§ What to produce:
Collect each line holding the string "веерным".

§ Given data:
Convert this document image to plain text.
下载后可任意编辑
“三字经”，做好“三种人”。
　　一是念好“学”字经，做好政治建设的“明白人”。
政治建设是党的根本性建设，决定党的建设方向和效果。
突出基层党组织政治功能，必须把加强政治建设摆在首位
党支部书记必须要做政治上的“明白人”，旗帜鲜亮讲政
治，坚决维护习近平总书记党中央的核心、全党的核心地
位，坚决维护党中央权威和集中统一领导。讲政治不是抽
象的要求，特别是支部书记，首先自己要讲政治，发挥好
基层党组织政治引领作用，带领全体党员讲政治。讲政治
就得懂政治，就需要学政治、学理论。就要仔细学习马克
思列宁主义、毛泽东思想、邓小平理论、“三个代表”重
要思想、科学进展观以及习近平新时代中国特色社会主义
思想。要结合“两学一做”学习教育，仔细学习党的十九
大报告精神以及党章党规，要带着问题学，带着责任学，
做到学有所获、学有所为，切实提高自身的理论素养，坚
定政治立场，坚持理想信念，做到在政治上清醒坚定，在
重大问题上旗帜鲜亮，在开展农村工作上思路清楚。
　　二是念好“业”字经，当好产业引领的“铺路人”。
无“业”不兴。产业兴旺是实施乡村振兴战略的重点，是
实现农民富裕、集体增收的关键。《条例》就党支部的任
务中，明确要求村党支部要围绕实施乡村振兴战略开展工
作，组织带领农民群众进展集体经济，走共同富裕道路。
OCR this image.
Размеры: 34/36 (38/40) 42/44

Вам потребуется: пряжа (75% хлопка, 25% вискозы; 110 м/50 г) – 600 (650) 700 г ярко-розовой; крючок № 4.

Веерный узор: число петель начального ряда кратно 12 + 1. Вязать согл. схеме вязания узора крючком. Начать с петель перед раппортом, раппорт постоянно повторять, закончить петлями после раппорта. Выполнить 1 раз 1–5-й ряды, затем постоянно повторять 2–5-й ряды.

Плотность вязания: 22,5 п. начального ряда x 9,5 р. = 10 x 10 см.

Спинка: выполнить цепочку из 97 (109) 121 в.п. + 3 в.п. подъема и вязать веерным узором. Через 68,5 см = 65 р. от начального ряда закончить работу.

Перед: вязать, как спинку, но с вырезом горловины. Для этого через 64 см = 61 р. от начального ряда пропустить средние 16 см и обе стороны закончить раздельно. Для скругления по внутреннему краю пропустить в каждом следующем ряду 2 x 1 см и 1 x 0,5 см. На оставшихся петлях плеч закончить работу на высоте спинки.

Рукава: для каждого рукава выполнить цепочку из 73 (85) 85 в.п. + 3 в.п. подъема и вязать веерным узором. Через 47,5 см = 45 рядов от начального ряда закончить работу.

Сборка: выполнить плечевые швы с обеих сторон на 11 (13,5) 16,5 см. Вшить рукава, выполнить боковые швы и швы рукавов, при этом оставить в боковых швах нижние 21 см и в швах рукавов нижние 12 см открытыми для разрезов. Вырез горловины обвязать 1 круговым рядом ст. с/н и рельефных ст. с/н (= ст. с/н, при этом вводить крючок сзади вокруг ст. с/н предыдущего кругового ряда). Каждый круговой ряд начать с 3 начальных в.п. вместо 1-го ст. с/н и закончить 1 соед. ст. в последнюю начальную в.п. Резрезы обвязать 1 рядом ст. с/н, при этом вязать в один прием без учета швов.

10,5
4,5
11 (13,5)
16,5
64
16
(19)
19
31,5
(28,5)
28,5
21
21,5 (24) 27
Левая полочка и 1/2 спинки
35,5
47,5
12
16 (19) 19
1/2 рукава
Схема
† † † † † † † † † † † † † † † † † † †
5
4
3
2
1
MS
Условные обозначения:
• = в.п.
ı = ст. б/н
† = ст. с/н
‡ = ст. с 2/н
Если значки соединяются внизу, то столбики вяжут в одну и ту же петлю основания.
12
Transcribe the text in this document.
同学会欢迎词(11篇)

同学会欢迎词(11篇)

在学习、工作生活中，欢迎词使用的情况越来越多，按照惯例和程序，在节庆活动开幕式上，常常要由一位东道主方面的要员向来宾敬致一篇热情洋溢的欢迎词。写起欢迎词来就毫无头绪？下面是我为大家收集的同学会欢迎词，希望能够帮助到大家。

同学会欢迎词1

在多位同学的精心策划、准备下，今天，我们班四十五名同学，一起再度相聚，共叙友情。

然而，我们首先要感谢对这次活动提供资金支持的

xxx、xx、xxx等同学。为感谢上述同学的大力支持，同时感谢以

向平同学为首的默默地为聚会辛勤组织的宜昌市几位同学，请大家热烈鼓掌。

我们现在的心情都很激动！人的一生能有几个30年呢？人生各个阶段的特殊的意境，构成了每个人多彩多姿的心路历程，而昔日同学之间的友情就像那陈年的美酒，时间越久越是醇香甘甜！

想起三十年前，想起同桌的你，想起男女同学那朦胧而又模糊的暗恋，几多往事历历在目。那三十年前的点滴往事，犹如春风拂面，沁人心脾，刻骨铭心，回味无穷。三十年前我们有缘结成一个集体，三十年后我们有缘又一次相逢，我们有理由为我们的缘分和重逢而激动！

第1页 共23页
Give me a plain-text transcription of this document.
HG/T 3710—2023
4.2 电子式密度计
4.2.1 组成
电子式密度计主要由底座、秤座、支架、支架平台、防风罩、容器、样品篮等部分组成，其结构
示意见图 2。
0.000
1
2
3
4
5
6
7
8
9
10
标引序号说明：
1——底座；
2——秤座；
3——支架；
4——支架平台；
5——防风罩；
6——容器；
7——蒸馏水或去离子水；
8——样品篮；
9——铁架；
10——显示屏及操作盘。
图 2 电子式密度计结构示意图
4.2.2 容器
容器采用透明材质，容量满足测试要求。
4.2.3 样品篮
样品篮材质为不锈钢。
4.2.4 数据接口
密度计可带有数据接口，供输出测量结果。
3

§ Output:
Спинка: выполнить цепочку из 97 (109) 121 в.п. + 3 в.п. подъема и вязать веерным узором. Через 68,5 см = 65 р. от начального ряда закончить работу.
Рукава: для каждого рукава выполнить цепочку из 73 (85) 85 в.п. + 3 в.п. подъема и вязать веерным узором. Через 47,5 см = 45 рядов от начального ряда закончить работу.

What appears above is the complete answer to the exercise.